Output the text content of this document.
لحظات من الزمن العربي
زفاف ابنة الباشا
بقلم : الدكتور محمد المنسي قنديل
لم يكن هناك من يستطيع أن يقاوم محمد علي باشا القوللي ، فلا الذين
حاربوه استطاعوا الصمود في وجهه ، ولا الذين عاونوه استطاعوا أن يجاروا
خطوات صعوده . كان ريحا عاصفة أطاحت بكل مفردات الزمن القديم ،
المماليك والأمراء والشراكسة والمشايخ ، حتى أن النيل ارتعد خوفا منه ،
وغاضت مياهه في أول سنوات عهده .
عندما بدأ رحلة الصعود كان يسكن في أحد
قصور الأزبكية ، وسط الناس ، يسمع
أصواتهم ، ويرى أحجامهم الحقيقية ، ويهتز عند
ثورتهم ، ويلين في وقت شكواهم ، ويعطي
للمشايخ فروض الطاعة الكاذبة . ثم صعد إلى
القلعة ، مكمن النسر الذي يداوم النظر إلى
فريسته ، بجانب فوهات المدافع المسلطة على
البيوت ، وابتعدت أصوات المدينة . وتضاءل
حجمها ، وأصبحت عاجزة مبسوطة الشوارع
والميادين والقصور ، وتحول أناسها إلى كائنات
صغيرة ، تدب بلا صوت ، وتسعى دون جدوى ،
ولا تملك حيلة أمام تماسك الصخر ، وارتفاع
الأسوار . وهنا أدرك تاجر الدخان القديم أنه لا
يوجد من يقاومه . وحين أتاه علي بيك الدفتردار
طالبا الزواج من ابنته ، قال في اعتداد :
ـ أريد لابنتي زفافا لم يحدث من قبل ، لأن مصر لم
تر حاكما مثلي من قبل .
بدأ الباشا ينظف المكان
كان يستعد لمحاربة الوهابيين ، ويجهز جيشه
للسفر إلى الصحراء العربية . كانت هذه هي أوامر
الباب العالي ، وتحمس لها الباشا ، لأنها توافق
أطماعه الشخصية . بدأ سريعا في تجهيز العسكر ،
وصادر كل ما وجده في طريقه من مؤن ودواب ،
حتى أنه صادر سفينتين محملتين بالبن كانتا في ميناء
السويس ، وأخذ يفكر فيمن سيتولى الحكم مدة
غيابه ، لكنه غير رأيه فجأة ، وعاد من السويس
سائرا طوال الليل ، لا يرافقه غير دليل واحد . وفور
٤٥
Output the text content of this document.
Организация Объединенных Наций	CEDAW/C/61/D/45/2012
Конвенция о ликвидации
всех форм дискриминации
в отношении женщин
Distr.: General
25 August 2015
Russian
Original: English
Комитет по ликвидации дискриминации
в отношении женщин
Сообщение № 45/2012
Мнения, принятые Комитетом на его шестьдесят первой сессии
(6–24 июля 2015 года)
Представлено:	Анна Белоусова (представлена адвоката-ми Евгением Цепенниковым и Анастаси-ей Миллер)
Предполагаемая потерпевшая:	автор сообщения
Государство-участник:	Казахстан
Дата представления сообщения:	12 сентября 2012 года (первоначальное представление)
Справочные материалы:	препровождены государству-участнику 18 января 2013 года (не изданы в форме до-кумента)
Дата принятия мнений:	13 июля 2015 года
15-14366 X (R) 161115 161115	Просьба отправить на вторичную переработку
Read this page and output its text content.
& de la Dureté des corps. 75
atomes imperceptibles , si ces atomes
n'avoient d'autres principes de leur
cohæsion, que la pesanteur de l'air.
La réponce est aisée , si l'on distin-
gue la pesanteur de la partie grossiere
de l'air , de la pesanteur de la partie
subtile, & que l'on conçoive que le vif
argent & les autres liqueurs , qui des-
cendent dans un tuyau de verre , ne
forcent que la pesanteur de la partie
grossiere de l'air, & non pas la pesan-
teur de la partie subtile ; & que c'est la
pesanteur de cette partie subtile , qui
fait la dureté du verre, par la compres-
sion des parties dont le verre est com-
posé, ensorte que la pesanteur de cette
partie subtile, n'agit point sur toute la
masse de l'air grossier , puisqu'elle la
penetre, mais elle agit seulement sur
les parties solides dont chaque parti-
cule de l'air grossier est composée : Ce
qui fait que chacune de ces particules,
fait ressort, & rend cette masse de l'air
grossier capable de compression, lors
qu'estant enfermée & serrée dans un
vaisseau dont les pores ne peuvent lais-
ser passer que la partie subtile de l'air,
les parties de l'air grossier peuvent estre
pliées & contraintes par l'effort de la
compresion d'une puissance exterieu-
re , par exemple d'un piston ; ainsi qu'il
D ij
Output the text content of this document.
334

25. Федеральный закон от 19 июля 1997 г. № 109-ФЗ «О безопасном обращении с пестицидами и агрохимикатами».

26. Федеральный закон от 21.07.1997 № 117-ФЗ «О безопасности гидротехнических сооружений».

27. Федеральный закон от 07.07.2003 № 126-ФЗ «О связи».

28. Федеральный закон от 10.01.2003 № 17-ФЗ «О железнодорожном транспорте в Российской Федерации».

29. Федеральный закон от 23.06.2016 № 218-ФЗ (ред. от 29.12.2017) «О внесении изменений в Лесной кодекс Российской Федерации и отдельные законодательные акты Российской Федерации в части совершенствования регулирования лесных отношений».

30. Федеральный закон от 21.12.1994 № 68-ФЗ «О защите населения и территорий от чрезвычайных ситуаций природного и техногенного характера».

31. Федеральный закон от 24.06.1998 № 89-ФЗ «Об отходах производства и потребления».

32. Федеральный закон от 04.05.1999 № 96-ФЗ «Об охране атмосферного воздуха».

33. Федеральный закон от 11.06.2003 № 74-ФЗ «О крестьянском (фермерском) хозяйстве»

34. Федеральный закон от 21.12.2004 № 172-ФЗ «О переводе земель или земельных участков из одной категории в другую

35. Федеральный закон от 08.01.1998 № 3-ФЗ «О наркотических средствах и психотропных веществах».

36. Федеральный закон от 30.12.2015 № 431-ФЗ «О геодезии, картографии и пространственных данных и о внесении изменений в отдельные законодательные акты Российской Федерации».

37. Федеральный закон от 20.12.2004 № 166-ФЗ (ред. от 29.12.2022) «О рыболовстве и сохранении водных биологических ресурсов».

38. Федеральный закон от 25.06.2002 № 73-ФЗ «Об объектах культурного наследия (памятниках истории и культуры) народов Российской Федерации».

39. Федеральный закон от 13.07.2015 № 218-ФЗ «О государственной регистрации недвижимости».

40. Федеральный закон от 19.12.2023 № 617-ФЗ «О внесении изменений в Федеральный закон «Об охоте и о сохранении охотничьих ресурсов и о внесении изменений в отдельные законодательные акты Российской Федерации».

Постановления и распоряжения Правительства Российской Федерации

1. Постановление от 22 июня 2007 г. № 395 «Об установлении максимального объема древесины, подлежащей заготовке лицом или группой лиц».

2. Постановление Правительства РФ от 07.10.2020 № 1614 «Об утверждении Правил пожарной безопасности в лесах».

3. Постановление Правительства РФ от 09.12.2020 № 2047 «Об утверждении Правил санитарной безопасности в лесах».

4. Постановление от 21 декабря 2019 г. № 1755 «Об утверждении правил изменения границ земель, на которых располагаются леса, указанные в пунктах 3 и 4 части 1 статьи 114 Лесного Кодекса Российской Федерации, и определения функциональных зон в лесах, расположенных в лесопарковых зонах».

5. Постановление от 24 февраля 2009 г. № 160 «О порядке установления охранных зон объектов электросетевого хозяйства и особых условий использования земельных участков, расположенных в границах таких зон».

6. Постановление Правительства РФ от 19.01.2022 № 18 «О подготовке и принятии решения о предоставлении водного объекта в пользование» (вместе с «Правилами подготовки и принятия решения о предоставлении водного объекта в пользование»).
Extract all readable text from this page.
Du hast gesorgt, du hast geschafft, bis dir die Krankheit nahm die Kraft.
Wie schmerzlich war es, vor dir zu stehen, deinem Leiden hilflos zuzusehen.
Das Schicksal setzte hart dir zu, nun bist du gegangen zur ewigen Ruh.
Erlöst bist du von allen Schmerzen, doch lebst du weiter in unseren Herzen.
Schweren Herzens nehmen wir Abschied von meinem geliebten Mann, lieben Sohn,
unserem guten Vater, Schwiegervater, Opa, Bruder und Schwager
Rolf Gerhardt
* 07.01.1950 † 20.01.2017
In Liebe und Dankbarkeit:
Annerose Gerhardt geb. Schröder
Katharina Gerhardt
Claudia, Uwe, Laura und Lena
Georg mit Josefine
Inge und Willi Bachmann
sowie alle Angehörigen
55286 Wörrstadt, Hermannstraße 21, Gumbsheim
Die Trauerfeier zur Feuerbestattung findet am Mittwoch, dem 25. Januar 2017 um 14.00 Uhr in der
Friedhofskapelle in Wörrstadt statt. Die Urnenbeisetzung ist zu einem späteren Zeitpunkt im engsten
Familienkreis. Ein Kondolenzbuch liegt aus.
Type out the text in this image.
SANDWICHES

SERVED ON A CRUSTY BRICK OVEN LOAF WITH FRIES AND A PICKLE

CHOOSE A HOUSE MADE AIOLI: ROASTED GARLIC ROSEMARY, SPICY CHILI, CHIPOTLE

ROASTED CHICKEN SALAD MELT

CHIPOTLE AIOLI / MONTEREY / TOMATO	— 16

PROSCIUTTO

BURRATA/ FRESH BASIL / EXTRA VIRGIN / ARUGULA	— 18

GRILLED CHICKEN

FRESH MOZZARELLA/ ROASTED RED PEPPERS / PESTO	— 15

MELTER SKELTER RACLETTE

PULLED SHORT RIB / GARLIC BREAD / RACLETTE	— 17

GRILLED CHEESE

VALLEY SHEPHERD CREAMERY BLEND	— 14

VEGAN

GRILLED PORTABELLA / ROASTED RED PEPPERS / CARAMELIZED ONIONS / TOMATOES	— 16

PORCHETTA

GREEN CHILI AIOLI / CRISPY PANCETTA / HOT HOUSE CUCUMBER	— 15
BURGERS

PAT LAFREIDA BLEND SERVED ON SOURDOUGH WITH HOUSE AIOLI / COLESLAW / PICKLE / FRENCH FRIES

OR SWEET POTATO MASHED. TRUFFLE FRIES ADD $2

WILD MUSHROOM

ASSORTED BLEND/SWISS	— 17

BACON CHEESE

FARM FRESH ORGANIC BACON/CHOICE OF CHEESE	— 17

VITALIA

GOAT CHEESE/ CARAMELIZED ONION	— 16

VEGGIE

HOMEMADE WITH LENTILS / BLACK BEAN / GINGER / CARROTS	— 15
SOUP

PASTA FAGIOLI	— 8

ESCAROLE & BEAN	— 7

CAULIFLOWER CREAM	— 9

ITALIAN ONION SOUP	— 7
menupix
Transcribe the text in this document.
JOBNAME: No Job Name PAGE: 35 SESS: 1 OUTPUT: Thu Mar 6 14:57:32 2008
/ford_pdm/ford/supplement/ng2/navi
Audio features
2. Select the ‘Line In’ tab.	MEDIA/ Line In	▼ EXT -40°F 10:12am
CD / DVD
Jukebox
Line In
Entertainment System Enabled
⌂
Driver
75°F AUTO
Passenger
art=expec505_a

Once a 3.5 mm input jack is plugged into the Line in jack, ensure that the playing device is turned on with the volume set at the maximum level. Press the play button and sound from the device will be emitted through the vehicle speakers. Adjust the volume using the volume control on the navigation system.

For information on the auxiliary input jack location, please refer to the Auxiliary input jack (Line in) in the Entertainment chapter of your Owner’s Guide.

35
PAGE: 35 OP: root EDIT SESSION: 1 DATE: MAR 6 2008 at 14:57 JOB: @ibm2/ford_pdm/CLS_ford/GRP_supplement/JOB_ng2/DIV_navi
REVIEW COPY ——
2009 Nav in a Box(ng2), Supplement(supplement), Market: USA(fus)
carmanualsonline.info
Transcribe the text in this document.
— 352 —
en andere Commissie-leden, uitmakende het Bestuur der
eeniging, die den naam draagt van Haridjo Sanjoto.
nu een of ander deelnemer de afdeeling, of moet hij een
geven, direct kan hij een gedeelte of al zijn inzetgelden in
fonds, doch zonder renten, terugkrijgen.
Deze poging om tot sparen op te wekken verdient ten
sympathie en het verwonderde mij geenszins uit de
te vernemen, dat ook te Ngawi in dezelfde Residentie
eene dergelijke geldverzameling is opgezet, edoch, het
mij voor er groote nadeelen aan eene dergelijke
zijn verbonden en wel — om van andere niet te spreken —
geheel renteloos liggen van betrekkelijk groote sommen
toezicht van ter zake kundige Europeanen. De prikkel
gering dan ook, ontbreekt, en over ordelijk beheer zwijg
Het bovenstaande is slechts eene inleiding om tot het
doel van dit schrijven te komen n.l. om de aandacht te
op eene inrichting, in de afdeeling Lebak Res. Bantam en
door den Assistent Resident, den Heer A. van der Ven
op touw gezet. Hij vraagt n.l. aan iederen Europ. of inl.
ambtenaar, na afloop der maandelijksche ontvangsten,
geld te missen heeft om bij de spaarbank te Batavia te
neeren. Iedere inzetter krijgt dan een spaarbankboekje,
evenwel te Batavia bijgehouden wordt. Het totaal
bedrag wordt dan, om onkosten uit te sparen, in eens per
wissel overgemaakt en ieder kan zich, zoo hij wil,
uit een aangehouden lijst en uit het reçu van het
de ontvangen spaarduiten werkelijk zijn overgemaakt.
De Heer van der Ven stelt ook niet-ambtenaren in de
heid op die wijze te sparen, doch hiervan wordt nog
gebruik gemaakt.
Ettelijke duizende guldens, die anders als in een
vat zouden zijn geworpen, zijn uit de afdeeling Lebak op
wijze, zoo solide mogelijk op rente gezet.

AIM: Keep only those lines of the records that hold "CARAMELIZED", and return them.

SOLUTION FOR THIS PROBLEM:
GRILLED PORTABELLA / ROASTED RED PEPPERS / CARAMELIZED ONIONS / TOMATOES	— 16
GOAT CHEESE/ CARAMELIZED ONION	— 16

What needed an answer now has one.